== RECORDS FOR THIS TASK ==

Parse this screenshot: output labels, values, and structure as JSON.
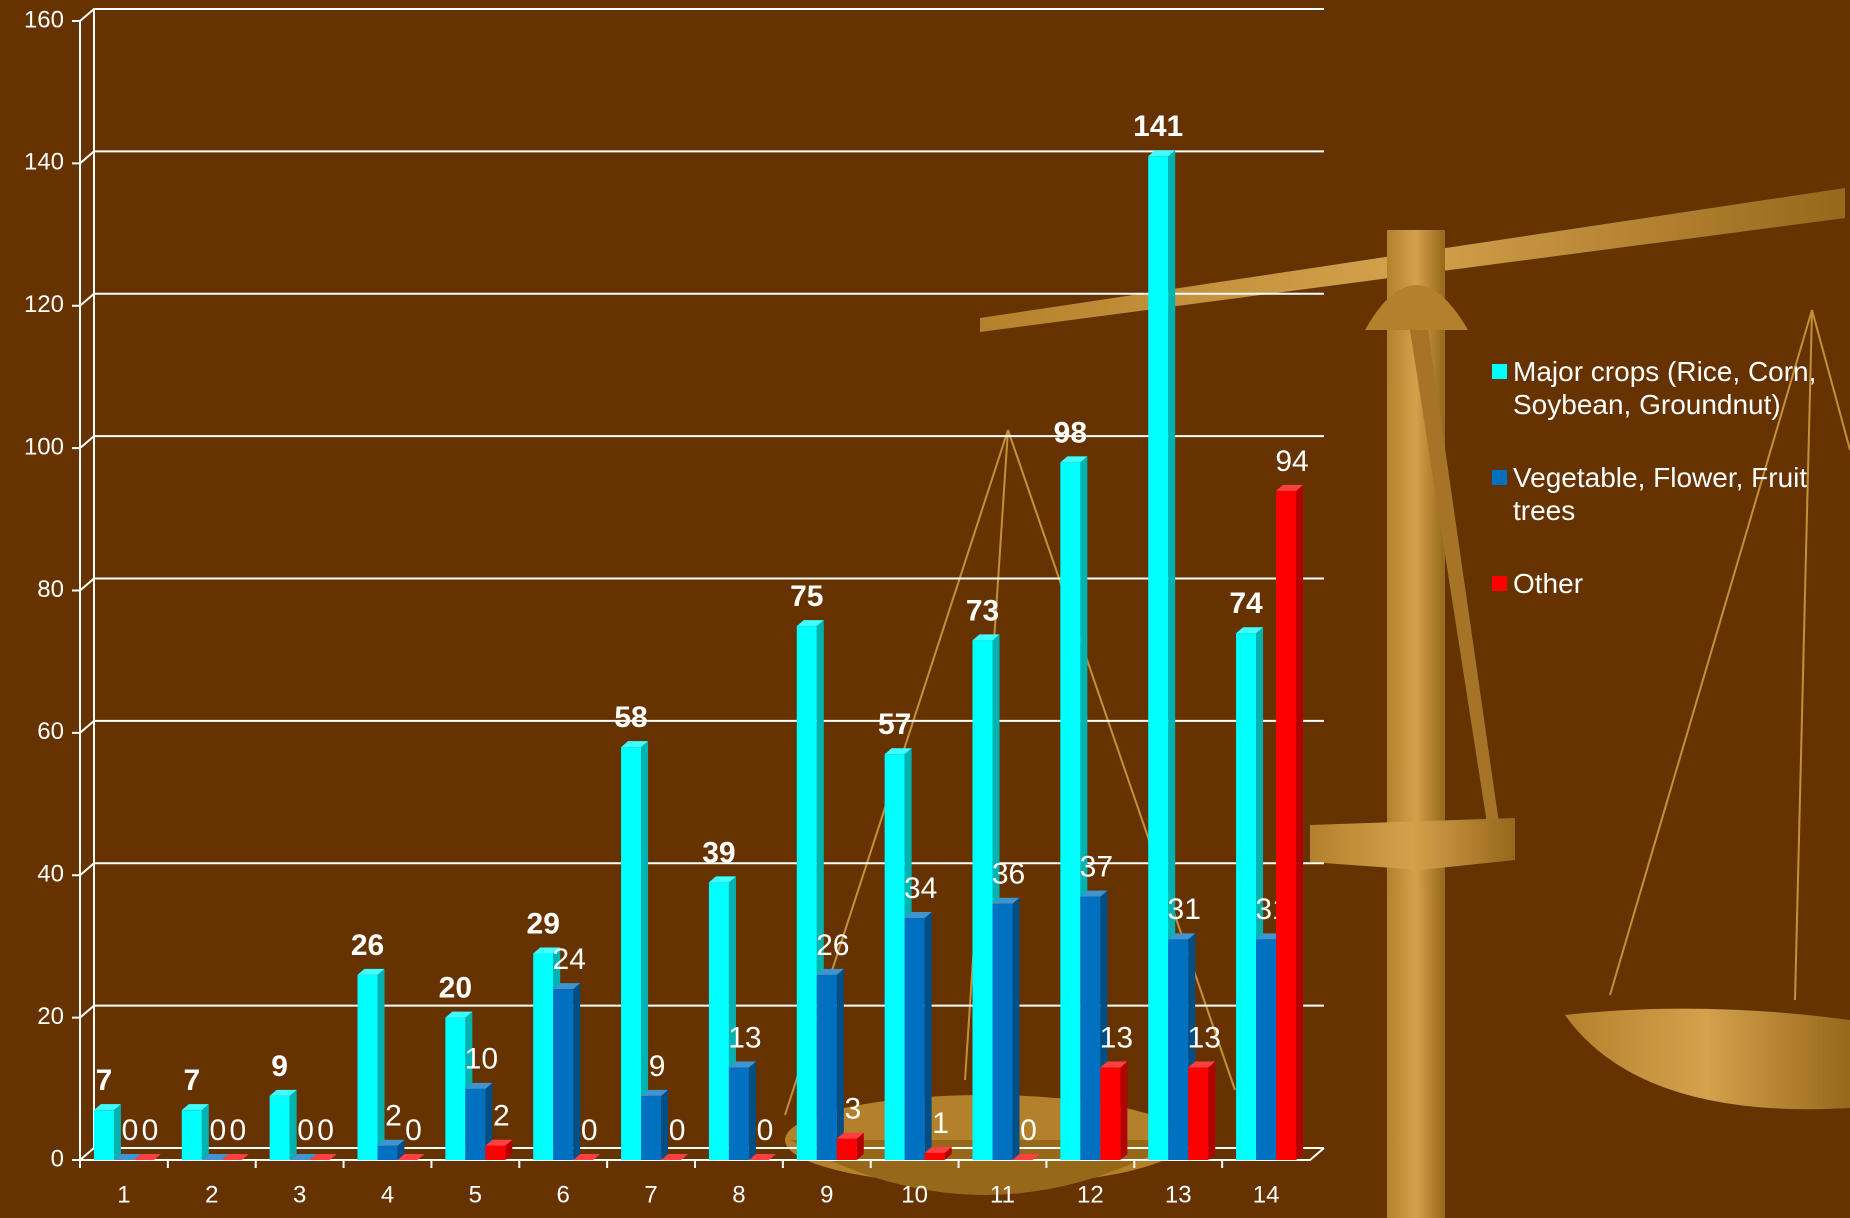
{
  "chart_data": {
    "type": "bar",
    "categories": [
      "1",
      "2",
      "3",
      "4",
      "5",
      "6",
      "7",
      "8",
      "9",
      "10",
      "11",
      "12",
      "13",
      "14"
    ],
    "series": [
      {
        "name": "Major crops (Rice, Corn, Soybean, Groundnut)",
        "color": "#00ffff",
        "values": [
          7,
          7,
          9,
          26,
          20,
          29,
          58,
          39,
          75,
          57,
          73,
          98,
          141,
          74
        ]
      },
      {
        "name": "Vegetable, Flower, Fruit trees",
        "color": "#0070c0",
        "values": [
          0,
          0,
          0,
          2,
          10,
          24,
          9,
          13,
          26,
          34,
          36,
          37,
          31,
          31
        ]
      },
      {
        "name": "Other",
        "color": "#ff0000",
        "values": [
          0,
          0,
          0,
          0,
          2,
          0,
          0,
          0,
          3,
          1,
          0,
          13,
          13,
          94
        ]
      }
    ],
    "ylim": [
      0,
      160
    ],
    "yticks": [
      0,
      20,
      40,
      60,
      80,
      100,
      120,
      140,
      160
    ],
    "grid": true,
    "legend": "right"
  }
}
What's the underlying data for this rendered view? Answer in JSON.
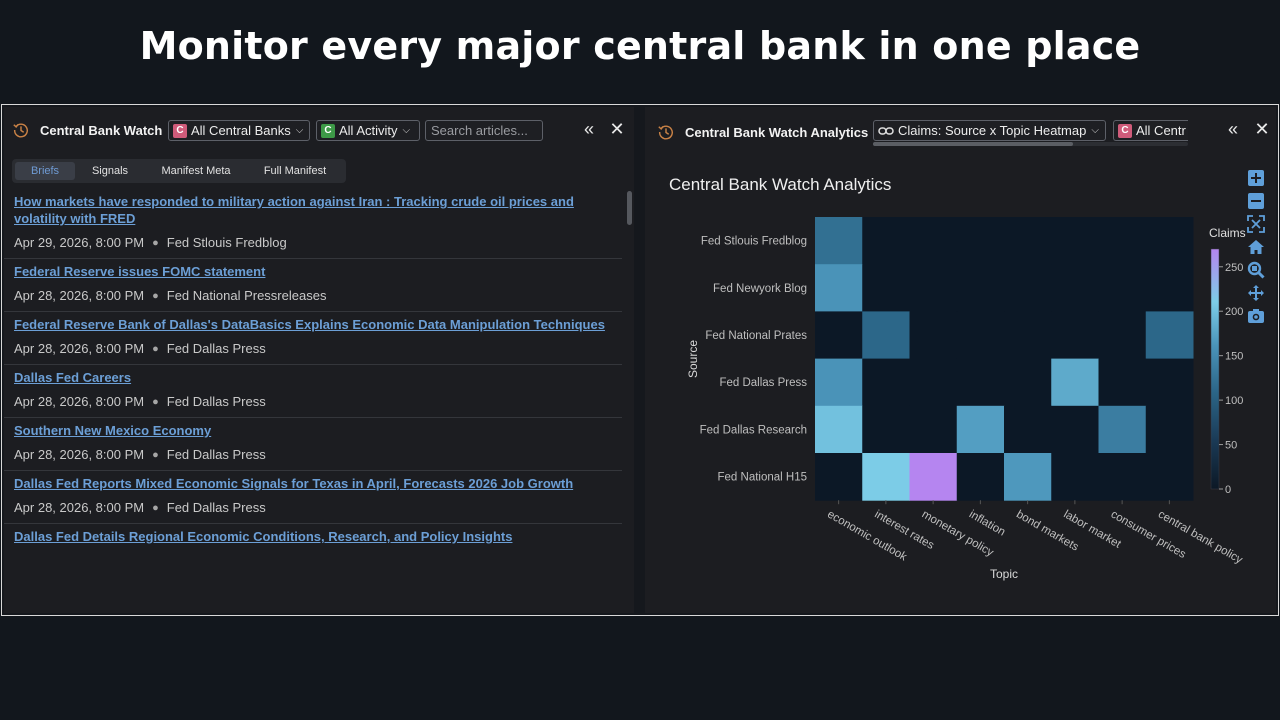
{
  "hero": {
    "title": "Monitor every major central bank in one place"
  },
  "left_panel": {
    "title": "Central Bank Watch",
    "bank_select": {
      "badge": "C",
      "value": "All Central Banks"
    },
    "activity_select": {
      "badge": "C",
      "value": "All Activity"
    },
    "search": {
      "placeholder": "Search articles..."
    },
    "collapse_label": "«",
    "close_label": "✕",
    "tabs": [
      {
        "label": "Briefs",
        "active": true
      },
      {
        "label": "Signals",
        "active": false
      },
      {
        "label": "Manifest Meta",
        "active": false
      },
      {
        "label": "Full Manifest",
        "active": false
      }
    ],
    "articles": [
      {
        "title": "How markets have responded to military action against Iran : Tracking crude oil prices and volatility with FRED",
        "date": "Apr 29, 2026, 8:00 PM",
        "source": "Fed Stlouis Fredblog"
      },
      {
        "title": "Federal Reserve issues FOMC statement",
        "date": "Apr 28, 2026, 8:00 PM",
        "source": "Fed National Pressreleases"
      },
      {
        "title": "Federal Reserve Bank of Dallas's DataBasics Explains Economic Data Manipulation Techniques",
        "date": "Apr 28, 2026, 8:00 PM",
        "source": "Fed Dallas Press"
      },
      {
        "title": "Dallas Fed Careers",
        "date": "Apr 28, 2026, 8:00 PM",
        "source": "Fed Dallas Press"
      },
      {
        "title": "Southern New Mexico Economy",
        "date": "Apr 28, 2026, 8:00 PM",
        "source": "Fed Dallas Press"
      },
      {
        "title": "Dallas Fed Reports Mixed Economic Signals for Texas in April, Forecasts 2026 Job Growth",
        "date": "Apr 28, 2026, 8:00 PM",
        "source": "Fed Dallas Press"
      },
      {
        "title": "Dallas Fed Details Regional Economic Conditions, Research, and Policy Insights",
        "date": "",
        "source": ""
      }
    ]
  },
  "right_panel": {
    "title": "Central Bank Watch Analytics",
    "view_select": {
      "value": "Claims: Source x Topic Heatmap"
    },
    "bank_select": {
      "badge": "C",
      "value": "All Centr"
    },
    "collapse_label": "«",
    "close_label": "✕",
    "chart_title": "Central Bank Watch Analytics",
    "modebar_icons": [
      "zoom-in-icon",
      "zoom-out-icon",
      "autoscale-icon",
      "home-icon",
      "zoom-box-icon",
      "pan-icon",
      "camera-icon"
    ]
  },
  "colors": {
    "accent_link": "#6c9fd6",
    "badge_red": "#d05b7a",
    "badge_green": "#3d9a47",
    "modebar": "#5f9fd9"
  },
  "chart_data": {
    "type": "heatmap",
    "title": "Central Bank Watch Analytics",
    "xlabel": "Topic",
    "ylabel": "Source",
    "x": [
      "economic outlook",
      "interest rates",
      "monetary policy",
      "inflation",
      "bond markets",
      "labor market",
      "consumer prices",
      "central bank policy"
    ],
    "y": [
      "Fed Stlouis Fredblog",
      "Fed Newyork Blog",
      "Fed National Prates",
      "Fed Dallas Press",
      "Fed Dallas Research",
      "Fed National H15"
    ],
    "z": [
      [
        120,
        0,
        0,
        0,
        0,
        0,
        0,
        0
      ],
      [
        160,
        0,
        0,
        0,
        0,
        0,
        0,
        0
      ],
      [
        0,
        110,
        0,
        0,
        0,
        0,
        0,
        110
      ],
      [
        160,
        0,
        0,
        0,
        0,
        180,
        0,
        0
      ],
      [
        200,
        0,
        0,
        170,
        0,
        0,
        135,
        0
      ],
      [
        0,
        210,
        270,
        0,
        165,
        0,
        0,
        0
      ]
    ],
    "colorbar": {
      "title": "Claims",
      "ticks": [
        0,
        50,
        100,
        150,
        200,
        250
      ],
      "range": [
        0,
        270
      ]
    }
  }
}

===

## INSTRUCTION
Quote the material word for word, dropping any images it holds.

## RESPONSE TO THE EXERCISE
Parse this screenshot: output labels, values, and structure as JSON.
{
  "chart_data": {
    "type": "bar",
    "categories": [
      "1",
      "2",
      "3",
      "4",
      "5",
      "6",
      "7",
      "8",
      "9",
      "10",
      "11",
      "12",
      "13",
      "14"
    ],
    "series": [
      {
        "name": "Major crops (Rice, Corn, Soybean, Groundnut)",
        "color": "#00ffff",
        "values": [
          7,
          7,
          9,
          26,
          20,
          29,
          58,
          39,
          75,
          57,
          73,
          98,
          141,
          74
        ]
      },
      {
        "name": "Vegetable, Flower, Fruit trees",
        "color": "#0070c0",
        "values": [
          0,
          0,
          0,
          2,
          10,
          24,
          9,
          13,
          26,
          34,
          36,
          37,
          31,
          31
        ]
      },
      {
        "name": "Other",
        "color": "#ff0000",
        "values": [
          0,
          0,
          0,
          0,
          2,
          0,
          0,
          0,
          3,
          1,
          0,
          13,
          13,
          94
        ]
      }
    ],
    "ylim": [
      0,
      160
    ],
    "yticks": [
      0,
      20,
      40,
      60,
      80,
      100,
      120,
      140,
      160
    ],
    "grid": true,
    "legend": "right"
  }
}
What's the underlying data for this rendered view? Answer in JSON.
{
  "hero": {
    "title": "Monitor every major central bank in one place"
  },
  "left_panel": {
    "title": "Central Bank Watch",
    "bank_select": {
      "badge": "C",
      "value": "All Central Banks"
    },
    "activity_select": {
      "badge": "C",
      "value": "All Activity"
    },
    "search": {
      "placeholder": "Search articles..."
    },
    "collapse_label": "«",
    "close_label": "✕",
    "tabs": [
      {
        "label": "Briefs",
        "active": true
      },
      {
        "label": "Signals",
        "active": false
      },
      {
        "label": "Manifest Meta",
        "active": false
      },
      {
        "label": "Full Manifest",
        "active": false
      }
    ],
    "articles": [
      {
        "title": "How markets have responded to military action against Iran : Tracking crude oil prices and volatility with FRED",
        "date": "Apr 29, 2026, 8:00 PM",
        "source": "Fed Stlouis Fredblog"
      },
      {
        "title": "Federal Reserve issues FOMC statement",
        "date": "Apr 28, 2026, 8:00 PM",
        "source": "Fed National Pressreleases"
      },
      {
        "title": "Federal Reserve Bank of Dallas's DataBasics Explains Economic Data Manipulation Techniques",
        "date": "Apr 28, 2026, 8:00 PM",
        "source": "Fed Dallas Press"
      },
      {
        "title": "Dallas Fed Careers",
        "date": "Apr 28, 2026, 8:00 PM",
        "source": "Fed Dallas Press"
      },
      {
        "title": "Southern New Mexico Economy",
        "date": "Apr 28, 2026, 8:00 PM",
        "source": "Fed Dallas Press"
      },
      {
        "title": "Dallas Fed Reports Mixed Economic Signals for Texas in April, Forecasts 2026 Job Growth",
        "date": "Apr 28, 2026, 8:00 PM",
        "source": "Fed Dallas Press"
      },
      {
        "title": "Dallas Fed Details Regional Economic Conditions, Research, and Policy Insights",
        "date": "",
        "source": ""
      }
    ]
  },
  "right_panel": {
    "title": "Central Bank Watch Analytics",
    "view_select": {
      "value": "Claims: Source x Topic Heatmap"
    },
    "bank_select": {
      "badge": "C",
      "value": "All Centr"
    },
    "collapse_label": "«",
    "close_label": "✕",
    "chart_title": "Central Bank Watch Analytics",
    "modebar_icons": [
      "zoom-in-icon",
      "zoom-out-icon",
      "autoscale-icon",
      "home-icon",
      "zoom-box-icon",
      "pan-icon",
      "camera-icon"
    ]
  },
  "colors": {
    "accent_link": "#6c9fd6",
    "badge_red": "#d05b7a",
    "badge_green": "#3d9a47",
    "modebar": "#5f9fd9"
  },
  "chart_data": {
    "type": "heatmap",
    "title": "Central Bank Watch Analytics",
    "xlabel": "Topic",
    "ylabel": "Source",
    "x": [
      "economic outlook",
      "interest rates",
      "monetary policy",
      "inflation",
      "bond markets",
      "labor market",
      "consumer prices",
      "central bank policy"
    ],
    "y": [
      "Fed Stlouis Fredblog",
      "Fed Newyork Blog",
      "Fed National Prates",
      "Fed Dallas Press",
      "Fed Dallas Research",
      "Fed National H15"
    ],
    "z": [
      [
        120,
        0,
        0,
        0,
        0,
        0,
        0,
        0
      ],
      [
        160,
        0,
        0,
        0,
        0,
        0,
        0,
        0
      ],
      [
        0,
        110,
        0,
        0,
        0,
        0,
        0,
        110
      ],
      [
        160,
        0,
        0,
        0,
        0,
        180,
        0,
        0
      ],
      [
        200,
        0,
        0,
        170,
        0,
        0,
        135,
        0
      ],
      [
        0,
        210,
        270,
        0,
        165,
        0,
        0,
        0
      ]
    ],
    "colorbar": {
      "title": "Claims",
      "ticks": [
        0,
        50,
        100,
        150,
        200,
        250
      ],
      "range": [
        0,
        270
      ]
    }
  }
}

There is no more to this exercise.